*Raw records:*
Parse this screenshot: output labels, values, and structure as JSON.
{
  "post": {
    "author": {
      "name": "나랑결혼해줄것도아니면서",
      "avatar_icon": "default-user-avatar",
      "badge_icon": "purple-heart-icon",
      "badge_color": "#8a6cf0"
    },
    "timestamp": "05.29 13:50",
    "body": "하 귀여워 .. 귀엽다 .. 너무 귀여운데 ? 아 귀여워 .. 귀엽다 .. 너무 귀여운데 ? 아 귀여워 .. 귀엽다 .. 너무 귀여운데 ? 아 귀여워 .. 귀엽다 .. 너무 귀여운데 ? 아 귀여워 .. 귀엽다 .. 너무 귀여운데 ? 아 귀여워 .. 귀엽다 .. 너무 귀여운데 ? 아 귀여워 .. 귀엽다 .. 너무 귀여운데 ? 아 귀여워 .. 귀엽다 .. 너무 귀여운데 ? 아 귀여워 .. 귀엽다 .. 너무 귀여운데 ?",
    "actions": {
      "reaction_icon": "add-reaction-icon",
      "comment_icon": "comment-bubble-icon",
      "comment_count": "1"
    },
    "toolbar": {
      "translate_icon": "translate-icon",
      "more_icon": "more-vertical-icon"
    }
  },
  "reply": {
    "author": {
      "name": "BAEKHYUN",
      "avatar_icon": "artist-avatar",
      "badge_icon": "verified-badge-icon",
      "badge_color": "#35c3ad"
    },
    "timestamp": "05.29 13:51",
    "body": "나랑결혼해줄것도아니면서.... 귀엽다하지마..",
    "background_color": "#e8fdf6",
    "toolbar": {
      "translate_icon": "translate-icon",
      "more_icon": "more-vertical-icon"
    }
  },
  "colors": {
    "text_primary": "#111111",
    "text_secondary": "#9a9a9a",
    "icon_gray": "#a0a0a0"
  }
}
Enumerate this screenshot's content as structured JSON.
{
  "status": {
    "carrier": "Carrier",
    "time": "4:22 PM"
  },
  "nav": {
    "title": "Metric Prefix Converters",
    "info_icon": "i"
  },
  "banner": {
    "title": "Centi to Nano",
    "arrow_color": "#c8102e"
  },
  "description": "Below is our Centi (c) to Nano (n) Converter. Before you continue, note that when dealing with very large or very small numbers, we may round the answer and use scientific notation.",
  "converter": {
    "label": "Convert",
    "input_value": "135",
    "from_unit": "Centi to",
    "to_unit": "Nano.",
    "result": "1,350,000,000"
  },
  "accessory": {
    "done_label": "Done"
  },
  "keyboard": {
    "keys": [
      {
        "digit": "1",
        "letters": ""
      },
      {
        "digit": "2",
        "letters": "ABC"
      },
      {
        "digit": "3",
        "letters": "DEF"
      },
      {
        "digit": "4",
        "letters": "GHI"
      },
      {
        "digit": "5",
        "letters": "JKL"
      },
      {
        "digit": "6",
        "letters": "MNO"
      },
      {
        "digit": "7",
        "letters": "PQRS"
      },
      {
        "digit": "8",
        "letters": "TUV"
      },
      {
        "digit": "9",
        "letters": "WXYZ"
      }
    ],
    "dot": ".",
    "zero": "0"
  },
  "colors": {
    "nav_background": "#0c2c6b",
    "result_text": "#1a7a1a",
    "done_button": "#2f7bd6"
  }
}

*TASK:* Return all of the data precisely as it appears.

*SOLUTION TO THIS PROBLEM:*
Parse this screenshot: output labels, values, and structure as JSON.
{
  "post": {
    "author": {
      "name": "나랑결혼해줄것도아니면서",
      "avatar_icon": "default-user-avatar",
      "badge_icon": "purple-heart-icon",
      "badge_color": "#8a6cf0"
    },
    "timestamp": "05.29 13:50",
    "body": "하 귀여워 .. 귀엽다 .. 너무 귀여운데 ? 아 귀여워 .. 귀엽다 .. 너무 귀여운데 ? 아 귀여워 .. 귀엽다 .. 너무 귀여운데 ? 아 귀여워 .. 귀엽다 .. 너무 귀여운데 ? 아 귀여워 .. 귀엽다 .. 너무 귀여운데 ? 아 귀여워 .. 귀엽다 .. 너무 귀여운데 ? 아 귀여워 .. 귀엽다 .. 너무 귀여운데 ? 아 귀여워 .. 귀엽다 .. 너무 귀여운데 ? 아 귀여워 .. 귀엽다 .. 너무 귀여운데 ?",
    "actions": {
      "reaction_icon": "add-reaction-icon",
      "comment_icon": "comment-bubble-icon",
      "comment_count": "1"
    },
    "toolbar": {
      "translate_icon": "translate-icon",
      "more_icon": "more-vertical-icon"
    }
  },
  "reply": {
    "author": {
      "name": "BAEKHYUN",
      "avatar_icon": "artist-avatar",
      "badge_icon": "verified-badge-icon",
      "badge_color": "#35c3ad"
    },
    "timestamp": "05.29 13:51",
    "body": "나랑결혼해줄것도아니면서.... 귀엽다하지마..",
    "background_color": "#e8fdf6",
    "toolbar": {
      "translate_icon": "translate-icon",
      "more_icon": "more-vertical-icon"
    }
  },
  "colors": {
    "text_primary": "#111111",
    "text_secondary": "#9a9a9a",
    "icon_gray": "#a0a0a0"
  }
}
Enumerate this screenshot's content as structured JSON.
{
  "status": {
    "carrier": "Carrier",
    "time": "4:22 PM"
  },
  "nav": {
    "title": "Metric Prefix Converters",
    "info_icon": "i"
  },
  "banner": {
    "title": "Centi to Nano",
    "arrow_color": "#c8102e"
  },
  "description": "Below is our Centi (c) to Nano (n) Converter. Before you continue, note that when dealing with very large or very small numbers, we may round the answer and use scientific notation.",
  "converter": {
    "label": "Convert",
    "input_value": "135",
    "from_unit": "Centi to",
    "to_unit": "Nano.",
    "result": "1,350,000,000"
  },
  "accessory": {
    "done_label": "Done"
  },
  "keyboard": {
    "keys": [
      {
        "digit": "1",
        "letters": ""
      },
      {
        "digit": "2",
        "letters": "ABC"
      },
      {
        "digit": "3",
        "letters": "DEF"
      },
      {
        "digit": "4",
        "letters": "GHI"
      },
      {
        "digit": "5",
        "letters": "JKL"
      },
      {
        "digit": "6",
        "letters": "MNO"
      },
      {
        "digit": "7",
        "letters": "PQRS"
      },
      {
        "digit": "8",
        "letters": "TUV"
      },
      {
        "digit": "9",
        "letters": "WXYZ"
      }
    ],
    "dot": ".",
    "zero": "0"
  },
  "colors": {
    "nav_background": "#0c2c6b",
    "result_text": "#1a7a1a",
    "done_button": "#2f7bd6"
  }
}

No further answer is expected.